[begin Rows]
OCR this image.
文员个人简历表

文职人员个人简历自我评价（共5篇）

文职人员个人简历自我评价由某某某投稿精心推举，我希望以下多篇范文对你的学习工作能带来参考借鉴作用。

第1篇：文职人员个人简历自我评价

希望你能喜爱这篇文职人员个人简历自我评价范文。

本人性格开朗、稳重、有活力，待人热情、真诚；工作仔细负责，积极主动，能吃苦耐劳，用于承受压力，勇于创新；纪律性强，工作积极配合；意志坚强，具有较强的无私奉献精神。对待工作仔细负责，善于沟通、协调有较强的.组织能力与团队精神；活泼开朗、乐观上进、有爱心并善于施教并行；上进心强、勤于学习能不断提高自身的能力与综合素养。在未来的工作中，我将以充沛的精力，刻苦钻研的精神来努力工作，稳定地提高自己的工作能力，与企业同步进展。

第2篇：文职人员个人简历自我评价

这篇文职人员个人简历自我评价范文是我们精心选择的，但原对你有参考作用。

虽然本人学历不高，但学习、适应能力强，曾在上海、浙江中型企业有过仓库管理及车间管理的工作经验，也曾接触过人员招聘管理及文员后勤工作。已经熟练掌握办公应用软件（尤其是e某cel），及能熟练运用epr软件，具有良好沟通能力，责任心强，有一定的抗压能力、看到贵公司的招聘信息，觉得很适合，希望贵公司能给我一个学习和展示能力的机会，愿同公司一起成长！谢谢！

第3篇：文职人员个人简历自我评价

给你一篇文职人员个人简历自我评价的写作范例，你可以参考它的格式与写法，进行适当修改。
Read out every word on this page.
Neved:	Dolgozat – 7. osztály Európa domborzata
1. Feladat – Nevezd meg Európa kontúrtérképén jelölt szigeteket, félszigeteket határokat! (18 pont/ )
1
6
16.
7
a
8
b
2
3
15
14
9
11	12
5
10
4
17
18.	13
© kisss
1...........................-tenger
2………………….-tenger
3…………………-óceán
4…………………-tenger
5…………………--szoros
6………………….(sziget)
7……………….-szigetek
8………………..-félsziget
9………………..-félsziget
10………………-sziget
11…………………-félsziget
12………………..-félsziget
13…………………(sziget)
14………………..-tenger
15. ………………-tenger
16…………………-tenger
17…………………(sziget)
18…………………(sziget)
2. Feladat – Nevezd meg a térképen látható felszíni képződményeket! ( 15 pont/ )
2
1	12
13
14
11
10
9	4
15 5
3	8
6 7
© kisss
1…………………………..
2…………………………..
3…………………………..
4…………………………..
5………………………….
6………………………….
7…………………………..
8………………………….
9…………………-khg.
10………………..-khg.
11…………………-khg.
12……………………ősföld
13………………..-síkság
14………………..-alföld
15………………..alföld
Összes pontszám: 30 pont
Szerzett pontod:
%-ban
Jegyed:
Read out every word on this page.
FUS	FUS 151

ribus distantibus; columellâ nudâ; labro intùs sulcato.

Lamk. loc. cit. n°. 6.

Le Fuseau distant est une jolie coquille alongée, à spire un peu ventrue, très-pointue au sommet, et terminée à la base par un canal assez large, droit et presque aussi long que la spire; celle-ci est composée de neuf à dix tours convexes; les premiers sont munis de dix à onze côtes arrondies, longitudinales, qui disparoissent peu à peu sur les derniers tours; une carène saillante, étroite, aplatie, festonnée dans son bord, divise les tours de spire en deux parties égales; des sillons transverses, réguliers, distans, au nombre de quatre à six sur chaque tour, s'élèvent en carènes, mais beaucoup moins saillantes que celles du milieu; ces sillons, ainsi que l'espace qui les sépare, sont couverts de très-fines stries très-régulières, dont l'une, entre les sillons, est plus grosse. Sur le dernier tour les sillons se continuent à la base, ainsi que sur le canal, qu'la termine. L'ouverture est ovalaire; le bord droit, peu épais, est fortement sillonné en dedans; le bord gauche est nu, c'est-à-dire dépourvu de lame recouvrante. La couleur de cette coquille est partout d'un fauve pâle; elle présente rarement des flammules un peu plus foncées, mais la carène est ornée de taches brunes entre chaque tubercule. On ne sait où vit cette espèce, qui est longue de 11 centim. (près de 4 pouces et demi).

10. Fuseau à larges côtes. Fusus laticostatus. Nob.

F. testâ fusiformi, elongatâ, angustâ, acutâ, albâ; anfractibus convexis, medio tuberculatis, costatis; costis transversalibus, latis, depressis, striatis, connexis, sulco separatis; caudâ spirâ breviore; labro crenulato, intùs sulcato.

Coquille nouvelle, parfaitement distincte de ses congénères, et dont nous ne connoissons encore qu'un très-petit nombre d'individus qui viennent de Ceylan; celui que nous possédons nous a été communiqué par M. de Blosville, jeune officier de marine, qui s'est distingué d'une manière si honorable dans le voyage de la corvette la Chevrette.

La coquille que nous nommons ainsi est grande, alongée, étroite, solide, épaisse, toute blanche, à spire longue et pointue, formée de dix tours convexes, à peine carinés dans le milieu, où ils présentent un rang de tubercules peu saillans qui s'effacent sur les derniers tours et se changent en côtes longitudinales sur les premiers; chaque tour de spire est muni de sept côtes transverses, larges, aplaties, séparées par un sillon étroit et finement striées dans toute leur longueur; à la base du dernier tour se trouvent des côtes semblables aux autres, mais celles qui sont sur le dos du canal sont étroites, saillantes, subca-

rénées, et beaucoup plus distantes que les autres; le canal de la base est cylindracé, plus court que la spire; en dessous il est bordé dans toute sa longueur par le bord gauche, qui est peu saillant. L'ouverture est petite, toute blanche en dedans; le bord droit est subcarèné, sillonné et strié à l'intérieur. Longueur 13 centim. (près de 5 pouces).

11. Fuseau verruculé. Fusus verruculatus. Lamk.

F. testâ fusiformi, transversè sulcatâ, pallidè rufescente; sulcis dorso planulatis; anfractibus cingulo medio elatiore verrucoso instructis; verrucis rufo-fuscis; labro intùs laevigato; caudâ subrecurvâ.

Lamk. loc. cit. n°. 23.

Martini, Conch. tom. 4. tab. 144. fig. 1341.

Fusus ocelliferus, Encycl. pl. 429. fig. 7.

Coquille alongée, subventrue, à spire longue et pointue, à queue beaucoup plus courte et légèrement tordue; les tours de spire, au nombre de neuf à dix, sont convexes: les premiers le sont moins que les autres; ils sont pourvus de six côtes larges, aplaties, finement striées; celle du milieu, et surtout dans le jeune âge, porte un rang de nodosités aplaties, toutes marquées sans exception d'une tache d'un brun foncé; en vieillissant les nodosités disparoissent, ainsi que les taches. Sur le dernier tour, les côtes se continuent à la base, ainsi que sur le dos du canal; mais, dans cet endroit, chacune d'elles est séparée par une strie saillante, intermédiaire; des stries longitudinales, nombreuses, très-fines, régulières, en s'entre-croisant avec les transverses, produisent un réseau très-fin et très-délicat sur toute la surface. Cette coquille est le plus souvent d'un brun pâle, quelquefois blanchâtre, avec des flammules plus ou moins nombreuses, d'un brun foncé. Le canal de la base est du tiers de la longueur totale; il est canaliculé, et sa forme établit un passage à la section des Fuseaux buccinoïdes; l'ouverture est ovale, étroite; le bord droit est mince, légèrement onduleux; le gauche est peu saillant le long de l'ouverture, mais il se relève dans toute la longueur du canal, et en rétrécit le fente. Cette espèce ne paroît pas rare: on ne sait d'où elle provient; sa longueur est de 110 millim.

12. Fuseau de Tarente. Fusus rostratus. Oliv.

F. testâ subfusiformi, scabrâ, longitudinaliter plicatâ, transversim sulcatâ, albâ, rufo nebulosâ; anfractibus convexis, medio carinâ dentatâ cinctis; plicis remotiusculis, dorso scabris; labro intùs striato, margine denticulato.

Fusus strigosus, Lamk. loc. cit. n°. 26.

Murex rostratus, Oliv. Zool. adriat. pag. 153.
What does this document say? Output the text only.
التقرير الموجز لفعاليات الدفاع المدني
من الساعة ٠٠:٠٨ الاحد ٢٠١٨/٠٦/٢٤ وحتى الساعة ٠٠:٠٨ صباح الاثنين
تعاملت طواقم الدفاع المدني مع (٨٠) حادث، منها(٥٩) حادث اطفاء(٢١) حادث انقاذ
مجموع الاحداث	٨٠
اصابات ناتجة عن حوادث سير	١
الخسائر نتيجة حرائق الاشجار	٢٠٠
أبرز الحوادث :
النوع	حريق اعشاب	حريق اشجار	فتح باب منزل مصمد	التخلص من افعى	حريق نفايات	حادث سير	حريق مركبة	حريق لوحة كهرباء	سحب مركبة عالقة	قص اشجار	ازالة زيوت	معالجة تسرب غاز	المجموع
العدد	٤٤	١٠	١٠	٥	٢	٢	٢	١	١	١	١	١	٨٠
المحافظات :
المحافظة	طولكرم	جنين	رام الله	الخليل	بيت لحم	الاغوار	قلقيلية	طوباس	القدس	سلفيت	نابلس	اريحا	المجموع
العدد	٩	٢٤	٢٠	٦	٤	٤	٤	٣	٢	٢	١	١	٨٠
[end Rows]
## What to produce
Which lines hold the word "nous"? Copy all of them.

## Written answer
Coquille nouvelle, parfaitement distincte de ses congénères, et dont nous ne connoissons encore qu'un très-petit nombre d'individus qui viennent de Ceylan; celui que nous possédons nous a été communiqué par M. de Blosville, jeune officier de marine, qui s'est distingué d'une manière si honorable dans le voyage de la corvette la Chevrette.
La coquille que nous nommons ainsi est grande, alongée, étroite, solide, épaisse, toute blanche, à spire longue et pointue, formée de dix tours convexes, à peine carinés dans le milieu, où ils présentent un rang de tubercules peu saillans qui s'effacent sur les derniers tours et se changent en côtes longitudinales sur les premiers; chaque tour de spire est muni de sept côtes transverses, larges, aplaties, séparées par un sillon étroit et finement striées dans toute leur longueur; à la base du dernier tour se trouvent des côtes semblables aux autres, mais celles qui sont sur le dos du canal sont étroites, saillantes, subca-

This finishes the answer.